— Start of MATERIAL PROVIDED —
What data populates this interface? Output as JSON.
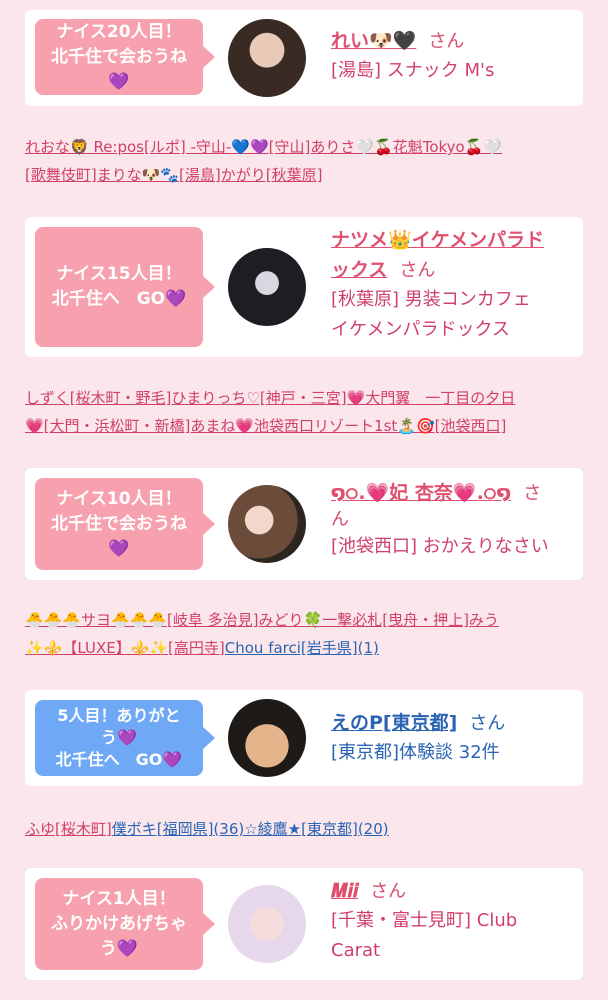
{
  "cards": [
    {
      "bubble": [
        "ナイス20人目！",
        "北千住で会おうね",
        "💜"
      ],
      "name": "れい🐶🖤",
      "san": "さん",
      "shop_lines": [
        "[湯島] スナック M's"
      ]
    },
    {
      "bubble": [
        "ナイス15人目！",
        "北千住へ　GO💜"
      ],
      "name_lines": [
        "ナツメ👑イケメンパラド",
        "ックス"
      ],
      "san": "さん",
      "shop_lines": [
        "[秋葉原] 男装コンカフェ",
        "イケメンパラドックス"
      ]
    },
    {
      "bubble": [
        "ナイス10人目！",
        "北千住で会おうね",
        "💜"
      ],
      "name_lines": [
        "໑੦.💗妃 杏奈💗.੦໑",
        ""
      ],
      "san": "さ",
      "san2": "ん",
      "shop_lines": [
        "[池袋西口] おかえりなさい"
      ]
    },
    {
      "bubble": [
        "5人目！ありがと",
        "う💜",
        "北千住へ　GO💜"
      ],
      "name": "えのP[東京都]",
      "san": "さん",
      "shop_lines": [
        "[東京都]体験談 32件"
      ]
    },
    {
      "bubble": [
        "ナイス1人目！",
        "ふりかけあげちゃ",
        "う💜"
      ],
      "name": "𝑴𝒊𝒊",
      "san": "さん",
      "shop_lines": [
        "[千葉・富士見町] Club",
        "Carat"
      ]
    }
  ],
  "links1": {
    "line1": "れおな🦁 Re:pos[ルポ] -守山-💙💜[守山]ありさ🤍🍒花魁Tokyo🍒🤍",
    "line2": "[歌舞伎町]まりな🐶🐾[湯島]かがり[秋葉原]"
  },
  "links2": {
    "line1": "しずく[桜木町・野毛]ひまりっち♡[神戸・三宮]💗大門翼　一丁目の夕日",
    "line2": "💗[大門・浜松町・新橋]あまね💗池袋西口リゾート1st🏝️🎯[池袋西口]"
  },
  "links3": {
    "line1": "🐣🐣🐣サヨ🐣🐣🐣[岐阜 多治見]みどり🍀一撃必札[曳舟・押上]みう",
    "line2a": "✨⚜️【LUXE】⚜️✨[高円寺]",
    "line2b": "Chou farci[岩手県](1)"
  },
  "links4": {
    "part_a": "ふゆ[桜木町]",
    "part_b": "僕ボキ[福岡県](36)☆綾鷹★[東京都](20)"
  }
}
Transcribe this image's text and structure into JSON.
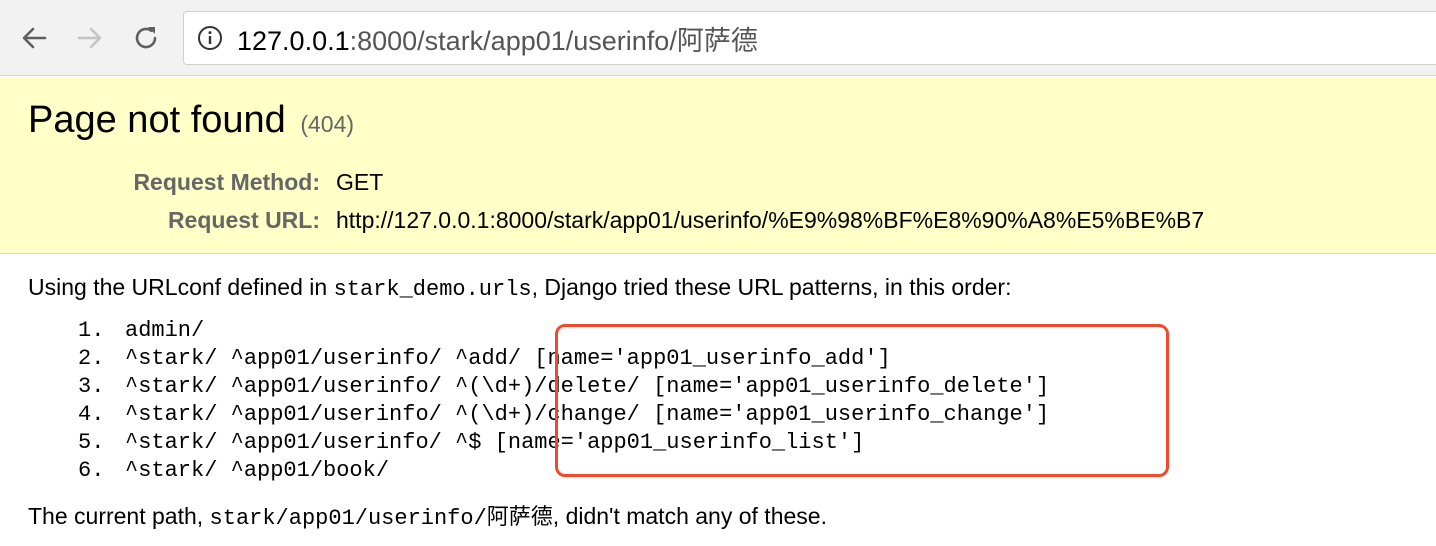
{
  "browser": {
    "url_host": "127.0.0.1",
    "url_rest": ":8000/stark/app01/userinfo/阿萨德",
    "icons": {
      "back": "arrow-left-icon",
      "forward": "arrow-right-icon",
      "reload": "reload-icon",
      "info": "info-circle-icon"
    }
  },
  "summary": {
    "title": "Page not found",
    "code": "(404)",
    "method_label": "Request Method:",
    "method_value": "GET",
    "url_label": "Request URL:",
    "url_value": "http://127.0.0.1:8000/stark/app01/userinfo/%E9%98%BF%E8%90%A8%E5%BE%B7"
  },
  "info": {
    "intro_before": "Using the URLconf defined in ",
    "intro_module": "stark_demo.urls",
    "intro_after": ", Django tried these URL patterns, in this order:",
    "patterns": [
      {
        "num": "1.",
        "text": "admin/"
      },
      {
        "num": "2.",
        "text": "^stark/ ^app01/userinfo/ ^add/ [name='app01_userinfo_add']"
      },
      {
        "num": "3.",
        "text": "^stark/ ^app01/userinfo/ ^(\\d+)/delete/ [name='app01_userinfo_delete']"
      },
      {
        "num": "4.",
        "text": "^stark/ ^app01/userinfo/ ^(\\d+)/change/ [name='app01_userinfo_change']"
      },
      {
        "num": "5.",
        "text": "^stark/ ^app01/userinfo/ ^$ [name='app01_userinfo_list']"
      },
      {
        "num": "6.",
        "text": "^stark/ ^app01/book/"
      }
    ],
    "footer_before": "The current path, ",
    "footer_path": "stark/app01/userinfo/阿萨德",
    "footer_after": ", didn't match any of these."
  },
  "colors": {
    "summary_bg": "#ffffc8",
    "annotation": "#f04a2c",
    "label_gray": "#666666"
  }
}
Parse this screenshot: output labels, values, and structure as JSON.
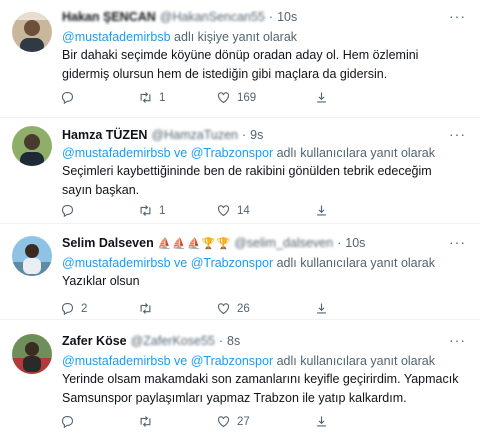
— End of MATERIAL PROVIDED —
AIM OF THE TASK
Print each entry shown above with exact wording and no pictures.

THE ANSWER
What data populates this interface? Output as JSON.
{
  "cards": [
    {
      "bubble": [
        "ナイス20人目！",
        "北千住で会おうね",
        "💜"
      ],
      "name": "れい🐶🖤",
      "san": "さん",
      "shop_lines": [
        "[湯島] スナック M's"
      ]
    },
    {
      "bubble": [
        "ナイス15人目！",
        "北千住へ　GO💜"
      ],
      "name_lines": [
        "ナツメ👑イケメンパラド",
        "ックス"
      ],
      "san": "さん",
      "shop_lines": [
        "[秋葉原] 男装コンカフェ",
        "イケメンパラドックス"
      ]
    },
    {
      "bubble": [
        "ナイス10人目！",
        "北千住で会おうね",
        "💜"
      ],
      "name_lines": [
        "໑੦.💗妃 杏奈💗.੦໑",
        ""
      ],
      "san": "さ",
      "san2": "ん",
      "shop_lines": [
        "[池袋西口] おかえりなさい"
      ]
    },
    {
      "bubble": [
        "5人目！ありがと",
        "う💜",
        "北千住へ　GO💜"
      ],
      "name": "えのP[東京都]",
      "san": "さん",
      "shop_lines": [
        "[東京都]体験談 32件"
      ]
    },
    {
      "bubble": [
        "ナイス1人目！",
        "ふりかけあげちゃ",
        "う💜"
      ],
      "name": "𝑴𝒊𝒊",
      "san": "さん",
      "shop_lines": [
        "[千葉・富士見町] Club",
        "Carat"
      ]
    }
  ],
  "links1": {
    "line1": "れおな🦁 Re:pos[ルポ] -守山-💙💜[守山]ありさ🤍🍒花魁Tokyo🍒🤍",
    "line2": "[歌舞伎町]まりな🐶🐾[湯島]かがり[秋葉原]"
  },
  "links2": {
    "line1": "しずく[桜木町・野毛]ひまりっち♡[神戸・三宮]💗大門翼　一丁目の夕日",
    "line2": "💗[大門・浜松町・新橋]あまね💗池袋西口リゾート1st🏝️🎯[池袋西口]"
  },
  "links3": {
    "line1": "🐣🐣🐣サヨ🐣🐣🐣[岐阜 多治見]みどり🍀一撃必札[曳舟・押上]みう",
    "line2a": "✨⚜️【LUXE】⚜️✨[高円寺]",
    "line2b": "Chou farci[岩手県](1)"
  },
  "links4": {
    "part_a": "ふゆ[桜木町]",
    "part_b": "僕ボキ[福岡県](36)☆綾鷹★[東京都](20)"
  }
}
Transcribe this image's text and structure into JSON.
{
  "browser": {
    "url_host": "127.0.0.1",
    "url_rest": ":8000/stark/app01/userinfo/阿萨德",
    "icons": {
      "back": "arrow-left-icon",
      "forward": "arrow-right-icon",
      "reload": "reload-icon",
      "info": "info-circle-icon"
    }
  },
  "summary": {
    "title": "Page not found",
    "code": "(404)",
    "method_label": "Request Method:",
    "method_value": "GET",
    "url_label": "Request URL:",
    "url_value": "http://127.0.0.1:8000/stark/app01/userinfo/%E9%98%BF%E8%90%A8%E5%BE%B7"
  },
  "info": {
    "intro_before": "Using the URLconf defined in ",
    "intro_module": "stark_demo.urls",
    "intro_after": ", Django tried these URL patterns, in this order:",
    "patterns": [
      {
        "num": "1.",
        "text": "admin/"
      },
      {
        "num": "2.",
        "text": "^stark/ ^app01/userinfo/ ^add/ [name='app01_userinfo_add']"
      },
      {
        "num": "3.",
        "text": "^stark/ ^app01/userinfo/ ^(\\d+)/delete/ [name='app01_userinfo_delete']"
      },
      {
        "num": "4.",
        "text": "^stark/ ^app01/userinfo/ ^(\\d+)/change/ [name='app01_userinfo_change']"
      },
      {
        "num": "5.",
        "text": "^stark/ ^app01/userinfo/ ^$ [name='app01_userinfo_list']"
      },
      {
        "num": "6.",
        "text": "^stark/ ^app01/book/"
      }
    ],
    "footer_before": "The current path, ",
    "footer_path": "stark/app01/userinfo/阿萨德",
    "footer_after": ", didn't match any of these."
  },
  "colors": {
    "summary_bg": "#ffffc8",
    "annotation": "#f04a2c",
    "label_gray": "#666666"
  }
}
Parse this screenshot: output labels, values, and structure as JSON.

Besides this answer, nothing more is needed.